◆ TÂCHES ◆
a: D'après l'extrait sur Giselle, pourquoi l'argument du ballet prend-il un tour politique et économique ? Répondez en une à trois phrases.
b: Répondez aux questions suivantes à partir de l'extrait sur Giselle :
(i) Dans quelle ville, en quelle année et par quelle compagnie la chorégraphie d'Akram Khan a-t-elle été créée ?
(ii) Quelle position Hilarion occupe-t-il entre les deux mondes ?
(iii) Qui a élaboré la bande sonore du spectacle ?
c: Reformulez sous forme de liste le paragraphe de l'extrait sur Giselle qui commence par « Quand on voit Giselle », en conservant ses faits principaux.

22 octobre 2018
Saisissante Giselle version contemporaine à l’Opéra des Flandres

Quand on voit Giselle à l’affiche de l’Opéra des Flandres, dans une nouvelle chorégraphie d’Akram Khan, créée à Manchester en 2016 par l’English National Ballet, on sait d’évidence que ce n’est pas le ballet avec tutus et pointes qui nous attend. De fait, la fantaisie romantique est transposée à l’heure contemporaine et des migrants. L’argument prend ainsi un tour politique et économique. Giselle appartient à un groupe de travailleurs émigrés exploités dans quelque industrie textile, qui seront brutalement privés de leur subsistance et rejetés dans leur situation irrégulière. L’histoire d’amour entre Albrecht, privilégié de l’autre côté de l’infranchissable frontière, tournera à l’impossible, aiguillonné par la jalousie d’Hilarion, intermédiaire entre les deux mondes, jouant de l’ambiguïté de sa position. Côté musique, il faudra aussi faire le deuil des mélodies d’Adam. Vincenzo Lamagna a gardé à peine quelques traces de la partition du compositeur français dans la seconde partie du spectacle, et élaboré une bande sonore qui n’enrobe pas la violence de l’histoire. Ici, cette dernière interpelle aussi les oreilles, jusqu’à une saturation que la performance avec orchestre modulera sans doute davantage.

◆ ÉLÉMENTS ◆
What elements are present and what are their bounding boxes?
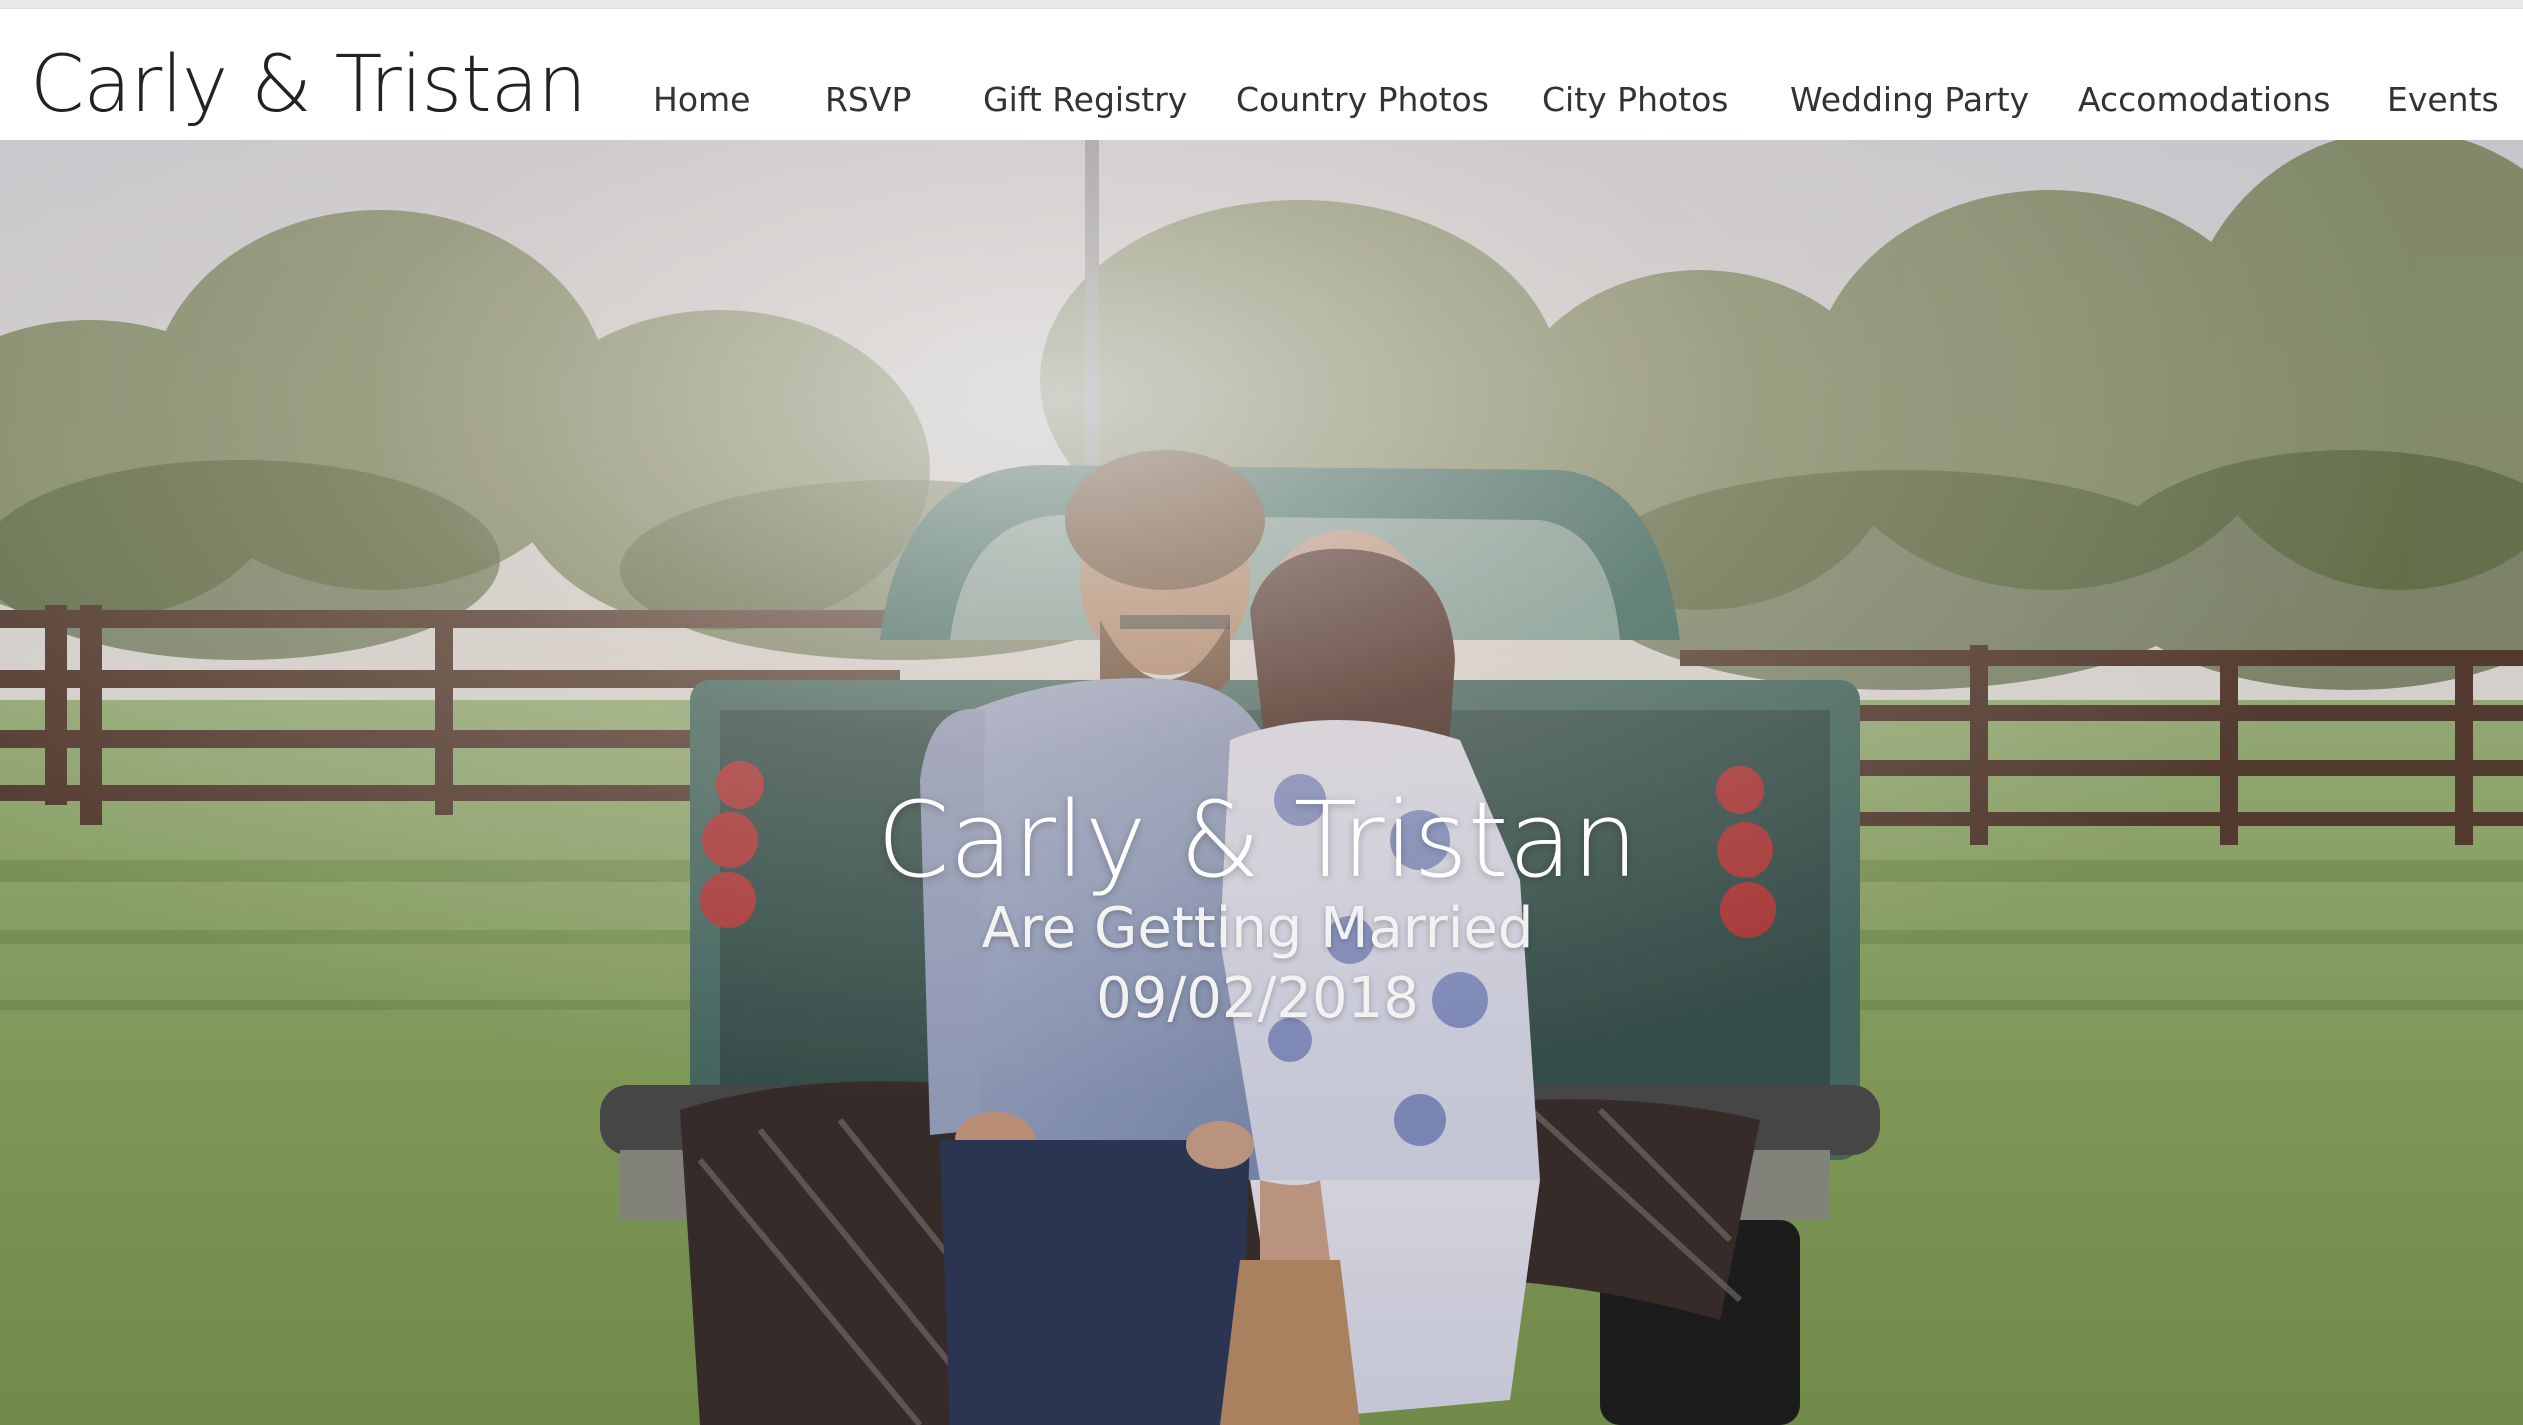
nav-item-rsvp[interactable]: RSVP <box>825 75 911 125</box>
hero-subtitle: Are Getting Married <box>981 896 1534 961</box>
nav-item-home[interactable]: Home <box>653 75 750 125</box>
nav-item-city-photos[interactable]: City Photos <box>1542 75 1729 125</box>
hero-banner: Carly & Tristan Are Getting Married 09/0… <box>0 140 2523 1425</box>
nav-item-accomodations[interactable]: Accomodations <box>2078 75 2330 125</box>
main-nav: Home RSVP Gift Registry Country Photos C… <box>5 75 2518 125</box>
nav-item-wedding-party[interactable]: Wedding Party <box>1790 75 2029 125</box>
nav-item-country-photos[interactable]: Country Photos <box>1236 75 1489 125</box>
site-header: Carly & Tristan Home RSVP Gift Registry … <box>5 9 2518 140</box>
nav-item-events[interactable]: Events <box>2387 75 2499 125</box>
hero-title: Carly & Tristan <box>876 779 1639 901</box>
browser-top-edge <box>0 0 2523 9</box>
hero-date: 09/02/2018 <box>1096 966 1419 1031</box>
nav-item-gift-registry[interactable]: Gift Registry <box>983 75 1187 125</box>
hero-text-overlay: Carly & Tristan Are Getting Married 09/0… <box>0 140 2523 1425</box>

◆ RÉPONSES ◆
a: La fantaisie romantique est transposée à l'époque contemporaine et à celle des migrants. Giselle appartient à un groupe de travailleurs émigrés exploités dans une industrie textile. Ces travailleurs sont brutalement privés de leur subsistance et rejetés dans leur situation irrégulière.

b:
(i) À Manchester, en 2016, par l'English National Ballet.
(ii) Il est l'intermédiaire entre les deux mondes et joue de l'ambiguïté de sa position.
(iii) Vincenzo Lamagna.

c:
- Spectacle : Giselle à l'Opéra des Flandres, dans une chorégraphie d'Akram Khan créée à Manchester en 2016 par l'English National Ballet. Ce n'est pas un ballet avec tutus et pointes.
- Transposition : la fantaisie romantique est placée à l'époque contemporaine et à celle des migrants, ce qui donne à l'argument un tour politique et économique.
- Giselle : elle fait partie de travailleurs émigrés exploités dans une industrie textile, qui sont privés de leur subsistance et rejetés dans leur situation irrégulière.
- Intrigue amoureuse : l'amour avec Albrecht, un privilégié de l'autre côté de la frontière, devient impossible, sous l'effet de la jalousie d'Hilarion, l'intermédiaire entre les deux mondes.
- Musique : Vincenzo Lamagna ne garde que quelques traces de la partition d'Adam dans la seconde partie. Sa bande sonore n'atténue pas la violence de l'histoire et va jusqu'à la saturation, que la version avec orchestre modulera sans doute davantage.